(Chart and figure data)
## START

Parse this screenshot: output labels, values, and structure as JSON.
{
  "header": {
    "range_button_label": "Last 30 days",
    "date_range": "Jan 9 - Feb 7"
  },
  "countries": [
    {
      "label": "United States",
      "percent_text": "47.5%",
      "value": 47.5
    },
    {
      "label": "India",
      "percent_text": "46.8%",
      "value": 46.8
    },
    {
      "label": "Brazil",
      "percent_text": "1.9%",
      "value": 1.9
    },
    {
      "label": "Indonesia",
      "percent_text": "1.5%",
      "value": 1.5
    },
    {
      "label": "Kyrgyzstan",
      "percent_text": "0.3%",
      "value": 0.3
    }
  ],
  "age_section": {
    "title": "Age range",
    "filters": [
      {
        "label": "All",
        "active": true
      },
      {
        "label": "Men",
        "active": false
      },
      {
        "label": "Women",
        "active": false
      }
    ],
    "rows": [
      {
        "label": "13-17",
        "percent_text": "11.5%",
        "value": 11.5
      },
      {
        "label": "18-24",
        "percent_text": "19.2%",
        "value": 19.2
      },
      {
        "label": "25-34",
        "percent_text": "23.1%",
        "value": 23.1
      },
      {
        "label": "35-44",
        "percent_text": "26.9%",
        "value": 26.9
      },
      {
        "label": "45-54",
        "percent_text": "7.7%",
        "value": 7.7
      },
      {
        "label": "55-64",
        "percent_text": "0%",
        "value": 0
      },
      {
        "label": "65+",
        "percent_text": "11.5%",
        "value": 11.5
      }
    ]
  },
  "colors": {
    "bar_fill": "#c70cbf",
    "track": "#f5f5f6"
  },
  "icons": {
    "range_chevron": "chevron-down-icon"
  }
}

## END

__WHAT TO DO__:
Please set down all the data word for word.

__SOLUTION TO THIS EXERCISE__:
Parse this screenshot: output labels, values, and structure as JSON.
{
  "header": {
    "range_button_label": "Last 30 days",
    "date_range": "Jan 9 - Feb 7"
  },
  "countries": [
    {
      "label": "United States",
      "percent_text": "47.5%",
      "value": 47.5
    },
    {
      "label": "India",
      "percent_text": "46.8%",
      "value": 46.8
    },
    {
      "label": "Brazil",
      "percent_text": "1.9%",
      "value": 1.9
    },
    {
      "label": "Indonesia",
      "percent_text": "1.5%",
      "value": 1.5
    },
    {
      "label": "Kyrgyzstan",
      "percent_text": "0.3%",
      "value": 0.3
    }
  ],
  "age_section": {
    "title": "Age range",
    "filters": [
      {
        "label": "All",
        "active": true
      },
      {
        "label": "Men",
        "active": false
      },
      {
        "label": "Women",
        "active": false
      }
    ],
    "rows": [
      {
        "label": "13-17",
        "percent_text": "11.5%",
        "value": 11.5
      },
      {
        "label": "18-24",
        "percent_text": "19.2%",
        "value": 19.2
      },
      {
        "label": "25-34",
        "percent_text": "23.1%",
        "value": 23.1
      },
      {
        "label": "35-44",
        "percent_text": "26.9%",
        "value": 26.9
      },
      {
        "label": "45-54",
        "percent_text": "7.7%",
        "value": 7.7
      },
      {
        "label": "55-64",
        "percent_text": "0%",
        "value": 0
      },
      {
        "label": "65+",
        "percent_text": "11.5%",
        "value": 11.5
      }
    ]
  },
  "colors": {
    "bar_fill": "#c70cbf",
    "track": "#f5f5f6"
  },
  "icons": {
    "range_chevron": "chevron-down-icon"
  }
}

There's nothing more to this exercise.